- [Exercise details]:
Your task is to repeat the lines below exactly, excluding any pictures they contain.
-- Begin Entries supplied --
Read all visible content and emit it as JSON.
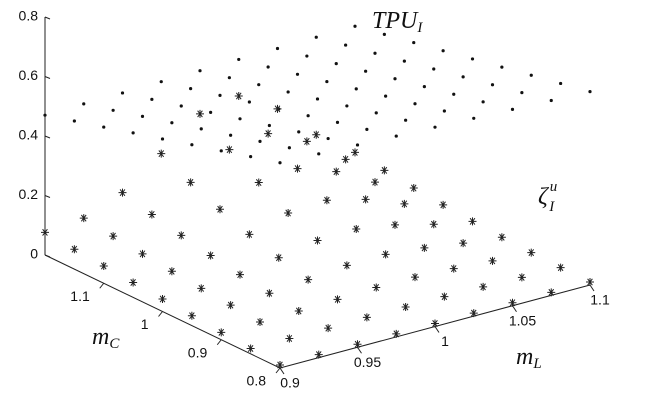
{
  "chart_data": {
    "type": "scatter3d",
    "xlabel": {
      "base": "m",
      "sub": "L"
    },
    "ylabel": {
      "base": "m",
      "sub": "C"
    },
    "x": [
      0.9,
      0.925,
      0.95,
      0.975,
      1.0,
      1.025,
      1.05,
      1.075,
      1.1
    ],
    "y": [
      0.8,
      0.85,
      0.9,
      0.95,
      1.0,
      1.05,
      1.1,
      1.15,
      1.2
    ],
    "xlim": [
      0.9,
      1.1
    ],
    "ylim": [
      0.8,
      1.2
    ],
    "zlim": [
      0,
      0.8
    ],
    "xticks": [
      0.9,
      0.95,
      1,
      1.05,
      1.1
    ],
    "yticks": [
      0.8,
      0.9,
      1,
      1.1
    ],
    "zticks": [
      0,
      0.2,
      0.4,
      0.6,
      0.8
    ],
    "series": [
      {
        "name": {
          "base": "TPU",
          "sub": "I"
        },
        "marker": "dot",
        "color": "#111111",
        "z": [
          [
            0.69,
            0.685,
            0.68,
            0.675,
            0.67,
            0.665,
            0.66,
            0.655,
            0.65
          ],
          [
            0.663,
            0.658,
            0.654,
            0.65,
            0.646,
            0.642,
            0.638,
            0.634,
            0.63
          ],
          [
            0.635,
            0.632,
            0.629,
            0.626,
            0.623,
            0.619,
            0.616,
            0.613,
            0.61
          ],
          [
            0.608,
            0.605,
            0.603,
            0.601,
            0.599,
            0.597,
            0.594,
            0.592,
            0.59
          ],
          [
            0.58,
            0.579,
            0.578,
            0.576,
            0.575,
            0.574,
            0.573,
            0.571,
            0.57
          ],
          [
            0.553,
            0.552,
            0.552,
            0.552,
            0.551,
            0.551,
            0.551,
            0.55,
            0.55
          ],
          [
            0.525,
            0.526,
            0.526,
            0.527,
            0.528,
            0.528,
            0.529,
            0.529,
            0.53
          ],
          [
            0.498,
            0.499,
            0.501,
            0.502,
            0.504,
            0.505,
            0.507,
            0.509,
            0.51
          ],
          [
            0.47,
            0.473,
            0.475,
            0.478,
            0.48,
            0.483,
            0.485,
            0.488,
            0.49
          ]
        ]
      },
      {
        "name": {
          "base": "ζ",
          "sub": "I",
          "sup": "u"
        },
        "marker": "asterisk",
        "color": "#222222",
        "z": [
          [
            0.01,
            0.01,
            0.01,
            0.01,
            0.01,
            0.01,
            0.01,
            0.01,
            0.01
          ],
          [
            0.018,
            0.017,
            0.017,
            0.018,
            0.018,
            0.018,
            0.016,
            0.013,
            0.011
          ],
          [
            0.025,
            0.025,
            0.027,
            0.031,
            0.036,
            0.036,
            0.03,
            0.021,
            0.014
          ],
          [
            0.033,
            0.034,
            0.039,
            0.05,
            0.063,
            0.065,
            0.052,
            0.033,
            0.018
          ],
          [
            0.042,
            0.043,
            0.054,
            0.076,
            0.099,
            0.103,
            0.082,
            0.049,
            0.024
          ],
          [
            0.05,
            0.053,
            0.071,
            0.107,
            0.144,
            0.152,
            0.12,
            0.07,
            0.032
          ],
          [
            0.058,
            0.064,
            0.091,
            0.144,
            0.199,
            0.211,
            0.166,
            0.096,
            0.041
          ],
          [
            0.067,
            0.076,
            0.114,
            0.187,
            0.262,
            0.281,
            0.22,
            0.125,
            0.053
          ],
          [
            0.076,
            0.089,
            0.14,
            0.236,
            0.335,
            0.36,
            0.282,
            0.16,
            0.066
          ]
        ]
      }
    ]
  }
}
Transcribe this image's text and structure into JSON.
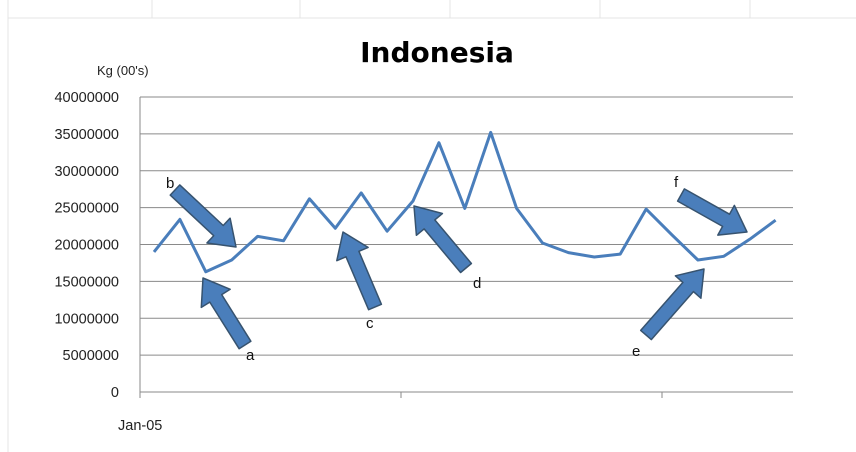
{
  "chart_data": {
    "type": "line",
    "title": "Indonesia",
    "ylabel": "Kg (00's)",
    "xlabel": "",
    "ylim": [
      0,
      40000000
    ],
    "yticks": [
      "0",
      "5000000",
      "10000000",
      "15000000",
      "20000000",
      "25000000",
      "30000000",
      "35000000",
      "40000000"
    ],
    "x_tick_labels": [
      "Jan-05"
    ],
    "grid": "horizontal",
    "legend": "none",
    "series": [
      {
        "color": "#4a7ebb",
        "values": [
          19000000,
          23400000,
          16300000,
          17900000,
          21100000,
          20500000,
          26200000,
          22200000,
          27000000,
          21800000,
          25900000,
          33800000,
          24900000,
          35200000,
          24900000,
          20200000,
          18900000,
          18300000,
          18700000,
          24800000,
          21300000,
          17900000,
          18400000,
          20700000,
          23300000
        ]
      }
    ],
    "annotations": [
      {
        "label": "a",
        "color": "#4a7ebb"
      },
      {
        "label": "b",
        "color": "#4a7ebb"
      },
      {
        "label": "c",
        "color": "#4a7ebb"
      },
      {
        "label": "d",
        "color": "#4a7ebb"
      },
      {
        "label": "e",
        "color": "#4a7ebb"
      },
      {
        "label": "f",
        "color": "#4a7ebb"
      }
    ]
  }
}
-- End Entries supplied --
- [Solved problem]:
Read all visible content and emit it as JSON.
{
  "chart_data": {
    "type": "scatter3d",
    "xlabel": {
      "base": "m",
      "sub": "L"
    },
    "ylabel": {
      "base": "m",
      "sub": "C"
    },
    "x": [
      0.9,
      0.925,
      0.95,
      0.975,
      1.0,
      1.025,
      1.05,
      1.075,
      1.1
    ],
    "y": [
      0.8,
      0.85,
      0.9,
      0.95,
      1.0,
      1.05,
      1.1,
      1.15,
      1.2
    ],
    "xlim": [
      0.9,
      1.1
    ],
    "ylim": [
      0.8,
      1.2
    ],
    "zlim": [
      0,
      0.8
    ],
    "xticks": [
      0.9,
      0.95,
      1,
      1.05,
      1.1
    ],
    "yticks": [
      0.8,
      0.9,
      1,
      1.1
    ],
    "zticks": [
      0,
      0.2,
      0.4,
      0.6,
      0.8
    ],
    "series": [
      {
        "name": {
          "base": "TPU",
          "sub": "I"
        },
        "marker": "dot",
        "color": "#111111",
        "z": [
          [
            0.69,
            0.685,
            0.68,
            0.675,
            0.67,
            0.665,
            0.66,
            0.655,
            0.65
          ],
          [
            0.663,
            0.658,
            0.654,
            0.65,
            0.646,
            0.642,
            0.638,
            0.634,
            0.63
          ],
          [
            0.635,
            0.632,
            0.629,
            0.626,
            0.623,
            0.619,
            0.616,
            0.613,
            0.61
          ],
          [
            0.608,
            0.605,
            0.603,
            0.601,
            0.599,
            0.597,
            0.594,
            0.592,
            0.59
          ],
          [
            0.58,
            0.579,
            0.578,
            0.576,
            0.575,
            0.574,
            0.573,
            0.571,
            0.57
          ],
          [
            0.553,
            0.552,
            0.552,
            0.552,
            0.551,
            0.551,
            0.551,
            0.55,
            0.55
          ],
          [
            0.525,
            0.526,
            0.526,
            0.527,
            0.528,
            0.528,
            0.529,
            0.529,
            0.53
          ],
          [
            0.498,
            0.499,
            0.501,
            0.502,
            0.504,
            0.505,
            0.507,
            0.509,
            0.51
          ],
          [
            0.47,
            0.473,
            0.475,
            0.478,
            0.48,
            0.483,
            0.485,
            0.488,
            0.49
          ]
        ]
      },
      {
        "name": {
          "base": "ζ",
          "sub": "I",
          "sup": "u"
        },
        "marker": "asterisk",
        "color": "#222222",
        "z": [
          [
            0.01,
            0.01,
            0.01,
            0.01,
            0.01,
            0.01,
            0.01,
            0.01,
            0.01
          ],
          [
            0.018,
            0.017,
            0.017,
            0.018,
            0.018,
            0.018,
            0.016,
            0.013,
            0.011
          ],
          [
            0.025,
            0.025,
            0.027,
            0.031,
            0.036,
            0.036,
            0.03,
            0.021,
            0.014
          ],
          [
            0.033,
            0.034,
            0.039,
            0.05,
            0.063,
            0.065,
            0.052,
            0.033,
            0.018
          ],
          [
            0.042,
            0.043,
            0.054,
            0.076,
            0.099,
            0.103,
            0.082,
            0.049,
            0.024
          ],
          [
            0.05,
            0.053,
            0.071,
            0.107,
            0.144,
            0.152,
            0.12,
            0.07,
            0.032
          ],
          [
            0.058,
            0.064,
            0.091,
            0.144,
            0.199,
            0.211,
            0.166,
            0.096,
            0.041
          ],
          [
            0.067,
            0.076,
            0.114,
            0.187,
            0.262,
            0.281,
            0.22,
            0.125,
            0.053
          ],
          [
            0.076,
            0.089,
            0.14,
            0.236,
            0.335,
            0.36,
            0.282,
            0.16,
            0.066
          ]
        ]
      }
    ]
  }
}
Transcribe this image's text and structure into JSON.
{
  "chart_data": {
    "type": "line",
    "title": "Indonesia",
    "ylabel": "Kg (00's)",
    "xlabel": "",
    "ylim": [
      0,
      40000000
    ],
    "yticks": [
      "0",
      "5000000",
      "10000000",
      "15000000",
      "20000000",
      "25000000",
      "30000000",
      "35000000",
      "40000000"
    ],
    "x_tick_labels": [
      "Jan-05"
    ],
    "grid": "horizontal",
    "legend": "none",
    "series": [
      {
        "color": "#4a7ebb",
        "values": [
          19000000,
          23400000,
          16300000,
          17900000,
          21100000,
          20500000,
          26200000,
          22200000,
          27000000,
          21800000,
          25900000,
          33800000,
          24900000,
          35200000,
          24900000,
          20200000,
          18900000,
          18300000,
          18700000,
          24800000,
          21300000,
          17900000,
          18400000,
          20700000,
          23300000
        ]
      }
    ],
    "annotations": [
      {
        "label": "a",
        "color": "#4a7ebb"
      },
      {
        "label": "b",
        "color": "#4a7ebb"
      },
      {
        "label": "c",
        "color": "#4a7ebb"
      },
      {
        "label": "d",
        "color": "#4a7ebb"
      },
      {
        "label": "e",
        "color": "#4a7ebb"
      },
      {
        "label": "f",
        "color": "#4a7ebb"
      }
    ]
  }
}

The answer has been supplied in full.